TEXTE FOURNI -
━━━━━━━━━━━━━━━━

CONTRE LA VIE CHÈRE L'ÉMEUTE SE DÉCHAÎNE DANS LE NORD, Une manifestation à guesnain, article paru dans Le Petit Parisien du 1 septembre 1911











CONTRE LA VIE CHÈRE
L'ÉMEUTE SE DÉCHAÎNE DANS LE NORDLes manifestants saccagent les marchés 

Les marchands se lamentent
Les municipalités interviennent


Le mouvement de protestation contre la cherté des vivres prend de jour en jour une extension plus grande et les manifestations revêtent un caractère de plus en plus grave. Déjà, dans certains centres, des comités sont en voie de formation, et on organise méthodiquement la grève des consommateurs.

De leur côté, certains commerçants s'abstiennent de paraître sur les marchés, d'autres ferment leur boutique.

Telle est aujourd'hui la situation qui ne peut que s'aggraver encore, en raison des exigences toujours croissantes de la vie.

LE BLESSÉ DE BILLY-MONTIGNY A SUCCOMBÉ


Le malheureux Humbert Dieudonné, blessé à Billy-Montigny, d'un coup de revolver au côté par le boulanger Wills dans les conditions que le Petit Parisien a relatées, est mort ce soir à cinq heures.

Il a succombé à une péritonite.

La femme de l'infortuné  venait de donner le jour, mercredi soir, à un garçon. Le moribond, qui avait déjà la tête perdue quand il apprit la nouvelle, resta presque indifférent. Il regarda fixement son enfant et se retourna dans son lit de souffrance.

On s'attend à ce que des funérailles imposantes lui soient faites.

L'EMEUTE SE DECHAINE AVEC FUREUR A SAINT-QUENTIN 

Saint-Quentin, 31 août.

Le calme de la journée était préludé de tempête.

━━━━━━━━━━━━━━━━

EXTRAITS DE DONNÉES -
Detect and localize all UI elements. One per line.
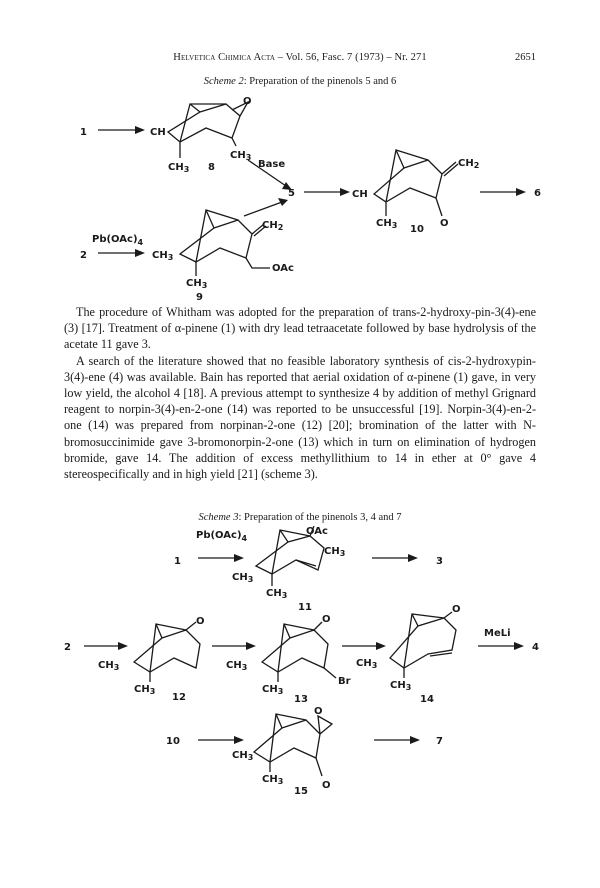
paragraph-1: The procedure of Whitham was adopted for the preparation of trans-2-hydroxy-pin-3(4)-ene (3) [17]. Treatment of α-pinene (1) with dry lead tetraacetate followed by base hydrolysis of the acetate 11 gave 3.: [64, 305, 536, 352]
arrowhead: [246, 642, 256, 650]
compound-label-11: 11: [298, 602, 312, 613]
bromine-label: Br: [338, 676, 351, 687]
methyl-label: $CH_3$: [356, 658, 378, 670]
arrowhead: [340, 188, 350, 196]
scheme3-caption: [0, 512, 600, 523]
compound-label-10: 10: [166, 736, 180, 747]
compound-label-12: 12: [172, 692, 186, 703]
methyl-label: $CH_3$: [152, 250, 174, 262]
reagent-pb-oac: $Pb(OAc)_4$: [196, 530, 248, 543]
compound-label-5: 5: [288, 188, 295, 199]
methyl-label: $CH_3$: [376, 218, 398, 230]
compound-label-1: 1: [174, 556, 181, 567]
scheme2-label: Scheme 2: [203, 76, 244, 87]
oac-label: OAc: [306, 526, 328, 537]
reagent-base: Base: [258, 159, 286, 170]
scheme3-label: Scheme 3: [198, 512, 239, 523]
arrowhead: [234, 554, 244, 562]
reagent-pb-oac: $Pb(OAc)_4$: [92, 234, 144, 247]
scheme2-figure: [0, 90, 600, 300]
methyl-label: $CH_3$: [226, 660, 248, 672]
methyl-label: $CH_3$: [186, 278, 208, 290]
structure-10: [374, 150, 458, 216]
methyl-label: CH: [150, 127, 166, 138]
methylene-label: $CH_2$: [262, 220, 284, 232]
scheme2-title: : Preparation of the pinenols 5 and 6: [243, 76, 397, 87]
body-text: [64, 304, 536, 482]
structure-15: [254, 714, 332, 776]
reagent-meli: MeLi: [484, 628, 511, 639]
scheme3-title: : Preparation of the pinenols 3, 4 and 7: [238, 512, 402, 523]
oxygen-label: O: [196, 616, 205, 627]
methyl-label: $CH_3$: [134, 684, 156, 696]
oxygen-label: O: [243, 96, 252, 107]
arrowhead: [516, 188, 526, 196]
arrowhead: [118, 642, 128, 650]
scheme3-figure: [0, 526, 600, 826]
paragraph-2: A search of the literature showed that no feasible laboratory synthesis of cis-2-hydroxypin-3(4)-ene (4) was available. Bain has reported that aerial oxidation of α-pinene (1) gave, in very low yield, the alcohol 4 [18]. A previous attempt to synthesize 4 by addition of methyl Grignard reagent to norpin-3(4)-en-2-one (14) was reported to be unsuccessful [19]. Norpin-3(4)-en-2-one (14) was prepared from norpinan-2-one (12) [20]; bromination of the latter with N-bromosuccinimide gave 3-bromonorpin-2-one (13) which in turn on elimination of hydrogen bromide, gave 14. The addition of excess methyllithium to 14 in ether at 0° gave 4 stereospecifically and in high yield [21] (scheme 3).: [64, 353, 536, 482]
oxygen-label: O: [322, 780, 331, 791]
oxygen-label: O: [314, 706, 323, 717]
volume-info: – Vol. 56, Fasc. 7 (1973) – Nr. 271: [277, 52, 427, 63]
structure-12: [134, 622, 200, 682]
compound-label-7: 7: [436, 736, 443, 747]
methyl-label: $CH_3$: [324, 546, 346, 558]
scheme2-caption: [0, 76, 600, 87]
arrowhead: [410, 736, 420, 744]
compound-label-6: 6: [534, 188, 541, 199]
methyl-label: $CH_3$: [262, 684, 284, 696]
running-header: [0, 52, 600, 66]
arrowhead: [135, 126, 145, 134]
page-number: 2651: [515, 52, 536, 63]
structure-13: [262, 622, 336, 682]
methyl-label: $CH_3$: [230, 150, 252, 162]
compound-label-4: 4: [532, 642, 539, 653]
methyl-label: $CH_3$: [232, 572, 254, 584]
oac-label: OAc: [272, 263, 294, 274]
journal-name: Helvetica Chimica Acta: [173, 52, 276, 63]
structure-14: [390, 612, 456, 678]
methyl-label: $CH_3$: [266, 588, 288, 600]
compound-label-3: 3: [436, 556, 443, 567]
methyl-label: $CH_3$: [168, 162, 190, 174]
arrow-9-to-5: [244, 202, 282, 216]
compound-label-1: 1: [80, 127, 87, 138]
methylene-label: $CH_2$: [458, 158, 480, 170]
oxygen-label: O: [322, 614, 331, 625]
methyl-label: $CH_3$: [390, 680, 412, 692]
header-citation: [0, 52, 600, 63]
methyl-label: CH: [352, 189, 368, 200]
compound-label-10: 10: [410, 224, 424, 235]
compound-label-13: 13: [294, 694, 308, 705]
structure-9: [180, 210, 270, 276]
arrowhead: [135, 249, 145, 257]
compound-label-2: 2: [64, 642, 71, 653]
oxygen-label: O: [440, 218, 449, 229]
methyl-label: $CH_3$: [262, 774, 284, 786]
oxygen-label: O: [452, 604, 461, 615]
compound-label-9: 9: [196, 292, 203, 300]
compound-label-15: 15: [294, 786, 308, 797]
compound-label-14: 14: [420, 694, 434, 705]
arrowhead: [376, 642, 386, 650]
methyl-label: $CH_3$: [98, 660, 120, 672]
methyl-label: $CH_3$: [232, 750, 254, 762]
arrowhead: [514, 642, 524, 650]
arrowhead: [408, 554, 418, 562]
arrowhead: [234, 736, 244, 744]
compound-label-8: 8: [208, 162, 215, 173]
arrowhead: [278, 198, 288, 206]
compound-label-2: 2: [80, 250, 87, 261]
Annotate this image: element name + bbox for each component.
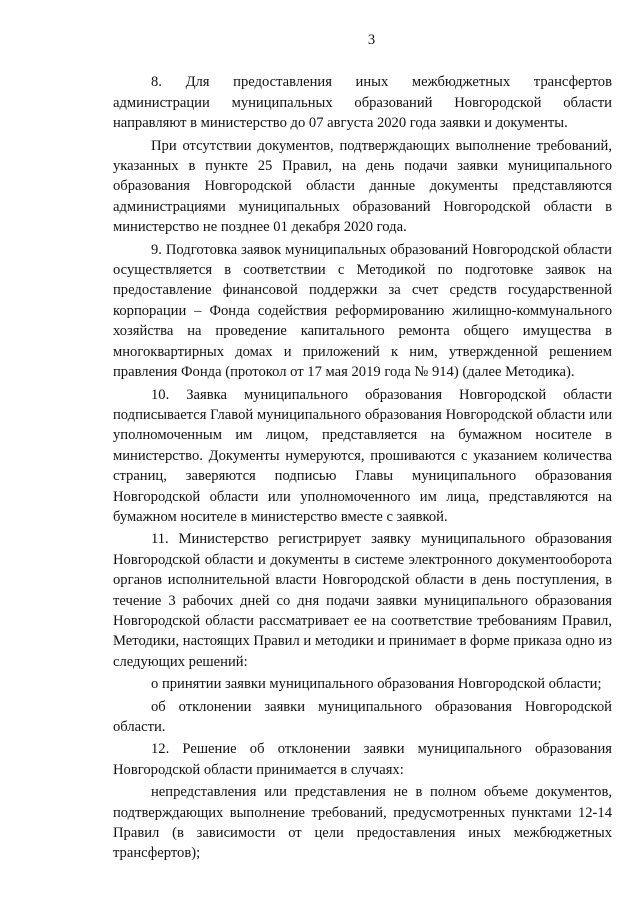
paragraph-8-missing-documents: При отсутствии документов, подтверждающих выполнение требований, указанных в пункте 25 Правил, на день подачи заявки муниципального образования Новгородской области данные документы представляются администрациями муниципальных образований Новгородской области в министерство не позднее 01 декабря 2020 года. — [113, 137, 612, 236]
decision-accept: о принятии заявки муниципального образования Новгородской области; — [151, 676, 602, 693]
paragraph-9: 9. Подготовка заявок муниципальных образований Новгородской области осуществляется в соответствии с Методикой по подготовке заявок на предоставление финансовой поддержки за счет средств государственной корпорации – Фонда содействия реформированию жилищно-коммунального хозяйства на проведение капитального ремонта общего имущества в многоквартирных домах и приложений к ним, утвержденной решением правления Фонда (протокол от 17 мая 2019 года № 914) (далее Методика). — [113, 241, 612, 381]
paragraph-8: 8. Для предоставления иных межбюджетных трансфертов администрации муниципальных образований Новгородской области направляют в министерство до 07 августа 2020 года заявки и документы. — [113, 74, 612, 132]
rejection-reason-1: непредставления или представления не в полном объеме документов, подтверждающих выполнение требований, предусмотренных пунктами 12-14 Правил (в зависимости от цели предоставления иных межбюджетных трансфертов); — [113, 784, 612, 862]
decision-reject: об отклонении заявки муниципального образования Новгородской области. — [113, 698, 612, 735]
paragraph-10: 10. Заявка муниципального образования Новгородской области подписывается Главой муниципального образования Новгородской области или уполномоченным им лицом, представляется на бумажном носителе в министерство. Документы нумеруются, прошиваются с указанием количества страниц, заверяются подписью Главы муниципального образования Новгородской области или уполномоченного им лица, представляются на бумажном носителе в министерство вместе с заявкой. — [113, 386, 612, 525]
page-number: 3 — [367, 32, 376, 48]
paragraph-11: 11. Министерство регистрирует заявку муниципального образования Новгородской области и документы в системе электронного документооборота органов исполнительной власти Новгородской области в день поступления, в течение 3 рабочих дней со дня подачи заявки муниципального образования Новгородской области рассматривает ее на соответствие требованиям Правил, Методики, настоящих Правил и методики и принимает в форме приказа одно из следующих решений: — [113, 531, 613, 670]
paragraph-12: 12. Решение об отклонении заявки муниципального образования Новгородской области принимается в случаях: — [113, 741, 612, 778]
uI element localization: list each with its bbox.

━━━━━━━━━━━━━━━━

VOTRE OBJECTIF -
Rédigez la suite de l'article sur les émeutes contre la vie chère dans le Nord, à partir de sa dernière phrase.

RÉPONSE -
Malgré la troupe et la police, les manifestants, au nombre de cinq ou six mille, ont pillé et incendié l'épicerie Pluche. Dans les quartiersSaint-Jean,Saint-Martin et rue d'Isle,. ils ont saccagé les boucheries et les charcuteries. La troupe est impuissante et ne peut rétablir l'ordre. On attend des cuirassiers et des artilleurs.

LES BOUCHERS PROTESTENT ET FERMENT BOUTIQUE


Lens. 31 août.

Les manifestations contre la cherté de la vie se poursuivent dans le bassin houiller du Pas-de-Calais. On ne compte plus les cortèges qui défilent ni les meetings qui se tiennent à Lens et dans les environs. La situation s'aggrave de jour en jour. Les manifestations, qui se déroulent bruyamment dans les communes, commencent à devenir inquiétantes. On a brisé les vitres et menacé des commerçants qui ne voulaient de signer l'engagement de donner leurs marchandises aux prix demandés par les protestataires.

Les marchés sont désertés par les marchands de beurre et d'œufs. Les bouchers et charcutiers ont pris, dans certains centres, la décision de fermer boutique, car il leur est impossible de fournir aux prix demandés, étant donné le taux élevé d'achat des bêtes. Ils seront sûrement suivis par leurs collègues des autres communes où se déroulent des manifestations.

Les bouchers, qui s'étaient rendus au marché de Douai, sont revenus, ainsi que je vous l'ai dit, sans avoir acheté et ont annoncé aux habitants qu'ils cessaient la vente.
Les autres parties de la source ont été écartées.